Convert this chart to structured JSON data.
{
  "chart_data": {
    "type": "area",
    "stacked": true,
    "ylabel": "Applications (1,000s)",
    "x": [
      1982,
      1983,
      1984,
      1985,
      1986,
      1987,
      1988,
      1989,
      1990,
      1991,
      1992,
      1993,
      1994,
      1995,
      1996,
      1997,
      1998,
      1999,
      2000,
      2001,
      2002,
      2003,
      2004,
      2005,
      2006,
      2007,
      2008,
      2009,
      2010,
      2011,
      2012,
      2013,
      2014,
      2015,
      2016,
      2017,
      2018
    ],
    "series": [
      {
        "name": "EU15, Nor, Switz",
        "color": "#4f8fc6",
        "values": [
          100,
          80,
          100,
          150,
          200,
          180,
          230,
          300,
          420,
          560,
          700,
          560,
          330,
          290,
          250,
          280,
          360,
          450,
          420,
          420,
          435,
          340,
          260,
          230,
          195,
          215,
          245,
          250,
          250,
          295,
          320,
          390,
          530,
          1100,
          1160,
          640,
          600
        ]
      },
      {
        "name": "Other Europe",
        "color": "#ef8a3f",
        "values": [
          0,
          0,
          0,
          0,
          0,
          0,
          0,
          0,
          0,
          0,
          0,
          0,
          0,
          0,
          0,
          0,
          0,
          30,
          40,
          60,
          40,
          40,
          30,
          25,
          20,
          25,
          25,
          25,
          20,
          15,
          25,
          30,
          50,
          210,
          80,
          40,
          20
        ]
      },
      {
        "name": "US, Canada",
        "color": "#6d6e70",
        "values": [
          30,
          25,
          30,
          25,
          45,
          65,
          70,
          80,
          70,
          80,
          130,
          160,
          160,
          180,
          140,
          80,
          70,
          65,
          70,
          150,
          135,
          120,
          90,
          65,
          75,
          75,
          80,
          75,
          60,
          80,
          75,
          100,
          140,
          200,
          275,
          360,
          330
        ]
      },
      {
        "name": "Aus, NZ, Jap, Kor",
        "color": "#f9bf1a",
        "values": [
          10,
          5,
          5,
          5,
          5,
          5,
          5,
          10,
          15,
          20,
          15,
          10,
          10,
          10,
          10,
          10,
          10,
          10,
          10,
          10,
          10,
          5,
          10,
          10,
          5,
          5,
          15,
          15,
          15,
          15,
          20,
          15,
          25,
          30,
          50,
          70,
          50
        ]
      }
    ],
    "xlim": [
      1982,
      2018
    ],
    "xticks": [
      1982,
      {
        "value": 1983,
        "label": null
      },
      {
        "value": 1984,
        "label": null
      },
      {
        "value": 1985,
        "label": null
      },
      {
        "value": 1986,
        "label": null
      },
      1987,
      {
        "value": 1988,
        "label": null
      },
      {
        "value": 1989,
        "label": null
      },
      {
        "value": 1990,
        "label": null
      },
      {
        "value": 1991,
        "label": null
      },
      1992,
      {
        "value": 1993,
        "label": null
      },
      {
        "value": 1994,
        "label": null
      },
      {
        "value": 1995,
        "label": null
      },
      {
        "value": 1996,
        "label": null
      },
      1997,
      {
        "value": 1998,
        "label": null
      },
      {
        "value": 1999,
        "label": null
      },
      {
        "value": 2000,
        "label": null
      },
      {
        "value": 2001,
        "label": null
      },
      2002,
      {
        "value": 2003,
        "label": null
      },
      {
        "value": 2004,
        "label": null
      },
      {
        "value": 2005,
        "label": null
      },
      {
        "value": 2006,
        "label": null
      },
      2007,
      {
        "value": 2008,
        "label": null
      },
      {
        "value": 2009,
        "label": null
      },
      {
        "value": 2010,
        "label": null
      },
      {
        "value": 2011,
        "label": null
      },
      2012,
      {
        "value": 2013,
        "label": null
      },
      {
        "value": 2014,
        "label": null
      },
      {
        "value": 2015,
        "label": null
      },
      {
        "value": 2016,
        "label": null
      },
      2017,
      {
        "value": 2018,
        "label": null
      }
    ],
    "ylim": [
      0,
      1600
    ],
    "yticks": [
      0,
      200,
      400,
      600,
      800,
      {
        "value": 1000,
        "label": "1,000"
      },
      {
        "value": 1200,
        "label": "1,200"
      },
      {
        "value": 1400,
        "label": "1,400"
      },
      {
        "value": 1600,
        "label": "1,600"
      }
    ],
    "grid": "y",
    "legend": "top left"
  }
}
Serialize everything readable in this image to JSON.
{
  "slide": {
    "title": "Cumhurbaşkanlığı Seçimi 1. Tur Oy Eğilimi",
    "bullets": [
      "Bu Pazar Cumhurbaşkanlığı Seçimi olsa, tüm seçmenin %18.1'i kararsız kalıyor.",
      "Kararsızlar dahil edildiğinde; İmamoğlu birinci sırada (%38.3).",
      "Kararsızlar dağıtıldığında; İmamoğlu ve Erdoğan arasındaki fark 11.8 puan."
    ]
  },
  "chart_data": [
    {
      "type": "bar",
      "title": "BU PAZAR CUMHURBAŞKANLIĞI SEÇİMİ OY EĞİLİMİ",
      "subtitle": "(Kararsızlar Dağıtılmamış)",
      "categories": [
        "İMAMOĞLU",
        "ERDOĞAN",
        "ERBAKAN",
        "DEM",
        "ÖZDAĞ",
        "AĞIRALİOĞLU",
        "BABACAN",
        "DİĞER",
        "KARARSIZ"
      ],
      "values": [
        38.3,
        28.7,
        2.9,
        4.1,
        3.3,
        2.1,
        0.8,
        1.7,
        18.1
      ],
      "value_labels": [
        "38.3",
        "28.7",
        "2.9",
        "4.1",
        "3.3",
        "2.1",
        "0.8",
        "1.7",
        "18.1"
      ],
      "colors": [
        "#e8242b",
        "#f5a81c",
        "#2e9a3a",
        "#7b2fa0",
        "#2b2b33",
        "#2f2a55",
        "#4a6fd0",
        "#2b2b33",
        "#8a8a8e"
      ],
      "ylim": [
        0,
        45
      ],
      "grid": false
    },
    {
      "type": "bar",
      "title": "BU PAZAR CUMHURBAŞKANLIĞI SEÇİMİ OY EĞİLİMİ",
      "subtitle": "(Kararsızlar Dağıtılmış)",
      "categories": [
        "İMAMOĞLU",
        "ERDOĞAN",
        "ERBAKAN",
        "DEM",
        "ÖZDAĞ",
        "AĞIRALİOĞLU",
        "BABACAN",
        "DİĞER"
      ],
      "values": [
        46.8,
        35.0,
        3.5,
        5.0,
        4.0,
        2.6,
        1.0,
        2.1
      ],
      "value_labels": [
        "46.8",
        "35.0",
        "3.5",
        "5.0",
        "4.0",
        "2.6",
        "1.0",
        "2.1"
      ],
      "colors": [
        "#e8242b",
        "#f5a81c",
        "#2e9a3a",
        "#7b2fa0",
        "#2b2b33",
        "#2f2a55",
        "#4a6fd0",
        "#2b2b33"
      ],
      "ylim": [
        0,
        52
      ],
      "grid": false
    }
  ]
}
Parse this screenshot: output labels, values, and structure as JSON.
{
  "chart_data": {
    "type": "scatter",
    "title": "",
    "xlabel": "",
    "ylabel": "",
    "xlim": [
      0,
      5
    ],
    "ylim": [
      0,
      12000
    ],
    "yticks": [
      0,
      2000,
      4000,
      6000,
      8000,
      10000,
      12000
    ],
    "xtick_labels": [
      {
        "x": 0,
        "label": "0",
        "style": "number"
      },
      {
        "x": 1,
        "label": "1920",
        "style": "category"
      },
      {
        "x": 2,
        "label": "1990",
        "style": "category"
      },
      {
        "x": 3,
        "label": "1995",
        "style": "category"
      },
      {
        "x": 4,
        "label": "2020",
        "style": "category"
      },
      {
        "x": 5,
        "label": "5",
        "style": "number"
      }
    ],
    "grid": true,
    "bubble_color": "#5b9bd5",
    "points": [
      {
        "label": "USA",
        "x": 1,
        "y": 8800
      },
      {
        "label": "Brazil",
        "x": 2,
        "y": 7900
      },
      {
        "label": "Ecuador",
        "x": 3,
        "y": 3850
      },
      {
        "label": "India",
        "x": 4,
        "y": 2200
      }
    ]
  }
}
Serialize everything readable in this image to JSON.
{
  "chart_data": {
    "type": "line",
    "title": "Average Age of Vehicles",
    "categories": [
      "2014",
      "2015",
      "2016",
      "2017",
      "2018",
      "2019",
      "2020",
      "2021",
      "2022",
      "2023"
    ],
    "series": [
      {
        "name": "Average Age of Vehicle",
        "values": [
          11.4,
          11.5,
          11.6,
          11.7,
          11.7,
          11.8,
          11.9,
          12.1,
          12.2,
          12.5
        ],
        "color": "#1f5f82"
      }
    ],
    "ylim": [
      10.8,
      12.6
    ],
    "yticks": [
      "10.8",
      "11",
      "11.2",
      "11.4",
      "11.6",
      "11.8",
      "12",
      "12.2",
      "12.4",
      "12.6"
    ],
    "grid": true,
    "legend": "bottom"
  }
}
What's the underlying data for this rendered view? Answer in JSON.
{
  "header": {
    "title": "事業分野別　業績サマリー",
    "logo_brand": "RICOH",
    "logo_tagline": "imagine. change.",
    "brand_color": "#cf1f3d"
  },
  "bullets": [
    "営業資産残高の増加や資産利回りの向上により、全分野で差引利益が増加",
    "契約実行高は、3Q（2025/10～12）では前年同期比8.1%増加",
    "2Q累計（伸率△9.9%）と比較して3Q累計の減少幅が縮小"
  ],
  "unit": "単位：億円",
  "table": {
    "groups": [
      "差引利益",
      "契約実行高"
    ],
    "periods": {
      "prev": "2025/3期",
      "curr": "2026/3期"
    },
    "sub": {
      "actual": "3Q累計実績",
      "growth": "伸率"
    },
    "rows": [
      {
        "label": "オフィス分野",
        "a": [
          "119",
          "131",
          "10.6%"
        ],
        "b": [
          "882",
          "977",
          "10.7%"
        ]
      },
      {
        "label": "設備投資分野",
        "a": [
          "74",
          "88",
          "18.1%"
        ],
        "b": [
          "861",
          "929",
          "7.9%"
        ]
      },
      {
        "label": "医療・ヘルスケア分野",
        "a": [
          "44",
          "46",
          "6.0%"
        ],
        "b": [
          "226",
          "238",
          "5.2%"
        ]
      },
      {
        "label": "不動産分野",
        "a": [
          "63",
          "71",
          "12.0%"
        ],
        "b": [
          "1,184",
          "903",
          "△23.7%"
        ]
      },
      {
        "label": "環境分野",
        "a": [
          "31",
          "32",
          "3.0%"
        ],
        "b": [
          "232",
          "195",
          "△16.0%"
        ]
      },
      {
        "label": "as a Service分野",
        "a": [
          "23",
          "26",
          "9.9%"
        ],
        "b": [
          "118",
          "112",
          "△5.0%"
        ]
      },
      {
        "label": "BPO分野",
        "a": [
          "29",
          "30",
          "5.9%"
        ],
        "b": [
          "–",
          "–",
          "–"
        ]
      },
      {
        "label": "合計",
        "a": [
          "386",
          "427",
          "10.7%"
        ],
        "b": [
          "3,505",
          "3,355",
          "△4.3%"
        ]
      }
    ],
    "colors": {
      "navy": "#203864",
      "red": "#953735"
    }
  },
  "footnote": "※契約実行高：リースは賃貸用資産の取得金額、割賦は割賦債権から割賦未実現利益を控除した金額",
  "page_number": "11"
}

[Problem requirements] Search the entries for the string "Average" and collect each line that has it.

[Task solution]
    "title": "Average Age of Vehicles",
        "name": "Average Age of Vehicle",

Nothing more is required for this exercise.